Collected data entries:
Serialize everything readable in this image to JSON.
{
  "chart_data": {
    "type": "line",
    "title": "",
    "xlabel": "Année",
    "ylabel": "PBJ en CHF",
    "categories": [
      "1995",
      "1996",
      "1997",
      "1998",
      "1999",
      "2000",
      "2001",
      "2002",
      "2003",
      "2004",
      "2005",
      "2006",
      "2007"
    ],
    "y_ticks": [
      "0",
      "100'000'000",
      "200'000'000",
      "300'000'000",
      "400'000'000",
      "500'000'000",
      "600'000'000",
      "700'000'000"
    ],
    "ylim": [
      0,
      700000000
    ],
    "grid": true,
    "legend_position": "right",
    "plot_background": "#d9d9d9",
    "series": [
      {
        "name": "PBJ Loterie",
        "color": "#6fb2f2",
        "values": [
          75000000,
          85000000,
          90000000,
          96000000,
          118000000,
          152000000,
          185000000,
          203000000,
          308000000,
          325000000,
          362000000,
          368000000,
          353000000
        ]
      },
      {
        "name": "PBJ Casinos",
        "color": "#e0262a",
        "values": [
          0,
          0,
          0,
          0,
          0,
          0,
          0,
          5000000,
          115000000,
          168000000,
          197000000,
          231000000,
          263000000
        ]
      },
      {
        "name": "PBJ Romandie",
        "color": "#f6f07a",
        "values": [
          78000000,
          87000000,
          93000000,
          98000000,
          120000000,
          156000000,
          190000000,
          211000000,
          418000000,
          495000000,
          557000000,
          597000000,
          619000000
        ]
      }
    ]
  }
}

> **Task instructions**
Working from the material above, state how many lines contain "color"; give only the number.

> **Full solution**
3